• **Do this**
Search the material for the word "label" and copy each line that holds it.
>> START
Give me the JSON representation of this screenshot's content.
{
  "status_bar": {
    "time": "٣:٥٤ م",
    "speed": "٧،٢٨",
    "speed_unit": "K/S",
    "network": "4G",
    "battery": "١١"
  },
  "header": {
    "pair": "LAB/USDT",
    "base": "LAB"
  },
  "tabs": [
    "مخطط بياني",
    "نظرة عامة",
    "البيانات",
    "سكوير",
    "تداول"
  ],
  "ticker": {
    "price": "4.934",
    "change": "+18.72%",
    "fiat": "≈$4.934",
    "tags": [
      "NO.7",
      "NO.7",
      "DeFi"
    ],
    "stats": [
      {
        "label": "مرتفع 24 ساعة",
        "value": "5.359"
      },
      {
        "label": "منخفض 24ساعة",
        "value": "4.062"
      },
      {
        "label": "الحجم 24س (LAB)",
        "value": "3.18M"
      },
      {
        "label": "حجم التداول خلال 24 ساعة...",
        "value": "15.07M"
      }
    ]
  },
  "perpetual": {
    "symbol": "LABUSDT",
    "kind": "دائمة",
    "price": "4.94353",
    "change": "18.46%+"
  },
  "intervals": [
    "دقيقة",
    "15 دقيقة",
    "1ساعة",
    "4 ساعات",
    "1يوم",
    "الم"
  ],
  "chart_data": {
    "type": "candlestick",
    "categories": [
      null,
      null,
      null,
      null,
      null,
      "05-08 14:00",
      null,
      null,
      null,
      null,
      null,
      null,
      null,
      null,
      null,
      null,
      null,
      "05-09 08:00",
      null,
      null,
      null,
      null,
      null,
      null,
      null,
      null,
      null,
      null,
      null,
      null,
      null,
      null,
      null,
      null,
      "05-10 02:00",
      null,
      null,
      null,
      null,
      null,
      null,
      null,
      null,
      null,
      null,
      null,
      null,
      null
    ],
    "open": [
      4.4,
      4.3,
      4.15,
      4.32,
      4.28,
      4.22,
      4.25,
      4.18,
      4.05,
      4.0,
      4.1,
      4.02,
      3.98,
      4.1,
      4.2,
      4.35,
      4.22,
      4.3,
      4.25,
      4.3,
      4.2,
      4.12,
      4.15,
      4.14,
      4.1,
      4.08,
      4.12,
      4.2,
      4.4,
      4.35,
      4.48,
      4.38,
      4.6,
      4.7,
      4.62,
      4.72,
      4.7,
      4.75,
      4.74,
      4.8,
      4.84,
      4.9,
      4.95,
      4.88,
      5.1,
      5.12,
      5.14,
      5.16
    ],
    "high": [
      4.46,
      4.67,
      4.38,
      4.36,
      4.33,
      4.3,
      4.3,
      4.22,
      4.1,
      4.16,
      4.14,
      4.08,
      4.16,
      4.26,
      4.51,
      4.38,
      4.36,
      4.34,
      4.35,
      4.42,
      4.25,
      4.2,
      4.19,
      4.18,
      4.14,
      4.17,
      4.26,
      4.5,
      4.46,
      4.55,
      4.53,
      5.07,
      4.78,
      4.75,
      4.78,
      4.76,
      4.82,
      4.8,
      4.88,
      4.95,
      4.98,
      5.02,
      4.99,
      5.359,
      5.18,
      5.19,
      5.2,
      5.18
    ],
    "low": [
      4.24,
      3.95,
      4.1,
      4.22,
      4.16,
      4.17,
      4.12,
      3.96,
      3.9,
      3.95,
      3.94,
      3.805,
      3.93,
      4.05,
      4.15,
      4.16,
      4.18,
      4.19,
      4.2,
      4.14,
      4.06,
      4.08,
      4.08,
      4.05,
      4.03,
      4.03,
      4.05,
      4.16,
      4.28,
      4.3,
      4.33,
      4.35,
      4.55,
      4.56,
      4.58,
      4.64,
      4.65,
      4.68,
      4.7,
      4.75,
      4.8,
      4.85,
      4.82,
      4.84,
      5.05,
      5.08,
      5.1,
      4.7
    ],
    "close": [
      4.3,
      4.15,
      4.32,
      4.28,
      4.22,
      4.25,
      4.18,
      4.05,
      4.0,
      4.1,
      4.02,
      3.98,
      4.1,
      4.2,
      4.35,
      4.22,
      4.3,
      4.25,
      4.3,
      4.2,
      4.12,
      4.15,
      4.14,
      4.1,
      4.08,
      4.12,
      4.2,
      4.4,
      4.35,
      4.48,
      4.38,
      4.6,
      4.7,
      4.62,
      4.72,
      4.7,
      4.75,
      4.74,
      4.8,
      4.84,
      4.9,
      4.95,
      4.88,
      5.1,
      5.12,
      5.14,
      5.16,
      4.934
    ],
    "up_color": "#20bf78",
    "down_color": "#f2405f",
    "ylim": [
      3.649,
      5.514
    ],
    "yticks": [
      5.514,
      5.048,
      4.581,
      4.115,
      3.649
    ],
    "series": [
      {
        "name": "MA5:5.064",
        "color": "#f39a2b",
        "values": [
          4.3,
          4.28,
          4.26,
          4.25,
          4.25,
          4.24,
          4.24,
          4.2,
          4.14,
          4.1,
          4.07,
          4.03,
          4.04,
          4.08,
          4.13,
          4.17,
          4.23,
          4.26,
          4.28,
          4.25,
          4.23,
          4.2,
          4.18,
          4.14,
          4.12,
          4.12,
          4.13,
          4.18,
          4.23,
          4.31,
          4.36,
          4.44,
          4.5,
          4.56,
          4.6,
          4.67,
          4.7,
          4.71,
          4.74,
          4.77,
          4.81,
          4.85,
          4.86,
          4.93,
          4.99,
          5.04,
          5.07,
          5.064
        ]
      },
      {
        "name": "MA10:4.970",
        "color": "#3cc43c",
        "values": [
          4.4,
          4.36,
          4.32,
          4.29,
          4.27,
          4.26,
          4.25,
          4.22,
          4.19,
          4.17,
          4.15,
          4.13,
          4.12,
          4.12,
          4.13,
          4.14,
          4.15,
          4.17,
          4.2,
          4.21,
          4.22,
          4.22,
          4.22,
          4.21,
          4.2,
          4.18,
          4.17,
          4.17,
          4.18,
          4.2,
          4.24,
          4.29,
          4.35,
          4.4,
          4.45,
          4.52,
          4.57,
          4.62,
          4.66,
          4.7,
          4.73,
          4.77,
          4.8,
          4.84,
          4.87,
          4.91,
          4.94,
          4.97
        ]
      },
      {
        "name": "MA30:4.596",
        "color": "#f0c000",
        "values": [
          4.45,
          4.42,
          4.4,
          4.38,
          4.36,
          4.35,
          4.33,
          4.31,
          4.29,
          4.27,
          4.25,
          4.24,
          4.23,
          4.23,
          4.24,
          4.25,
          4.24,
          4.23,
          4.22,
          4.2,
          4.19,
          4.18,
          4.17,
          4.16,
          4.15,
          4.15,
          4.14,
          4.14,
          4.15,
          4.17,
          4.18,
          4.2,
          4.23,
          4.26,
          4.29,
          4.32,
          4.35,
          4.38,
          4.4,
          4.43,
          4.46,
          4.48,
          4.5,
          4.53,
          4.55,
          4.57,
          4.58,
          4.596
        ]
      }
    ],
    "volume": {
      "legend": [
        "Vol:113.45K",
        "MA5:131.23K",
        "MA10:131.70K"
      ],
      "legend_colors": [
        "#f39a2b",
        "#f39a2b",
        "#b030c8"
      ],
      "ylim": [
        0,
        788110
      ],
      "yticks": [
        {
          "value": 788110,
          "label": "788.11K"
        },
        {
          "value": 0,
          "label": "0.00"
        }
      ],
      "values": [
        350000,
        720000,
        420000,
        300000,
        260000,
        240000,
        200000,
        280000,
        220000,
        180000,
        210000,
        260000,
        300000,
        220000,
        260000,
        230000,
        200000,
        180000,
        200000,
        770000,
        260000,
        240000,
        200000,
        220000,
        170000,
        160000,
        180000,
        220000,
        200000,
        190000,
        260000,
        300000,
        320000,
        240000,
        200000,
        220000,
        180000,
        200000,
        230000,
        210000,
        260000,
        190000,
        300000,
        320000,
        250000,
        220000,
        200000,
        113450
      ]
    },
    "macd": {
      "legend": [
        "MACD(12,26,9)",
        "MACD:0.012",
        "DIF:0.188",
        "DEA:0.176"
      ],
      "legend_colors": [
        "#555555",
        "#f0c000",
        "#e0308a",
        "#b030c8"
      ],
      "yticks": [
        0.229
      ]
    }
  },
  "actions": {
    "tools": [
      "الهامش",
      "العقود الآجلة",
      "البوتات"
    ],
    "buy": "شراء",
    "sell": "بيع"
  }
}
>> END
• **Answer in full**
        "label": "مرتفع 24 ساعة",
        "label": "منخفض 24ساعة",
        "label": "الحجم 24س (LAB)",
        "label": "حجم التداول خلال 24 ساعة...",
          "label": "788.11K"
          "label": "0.00"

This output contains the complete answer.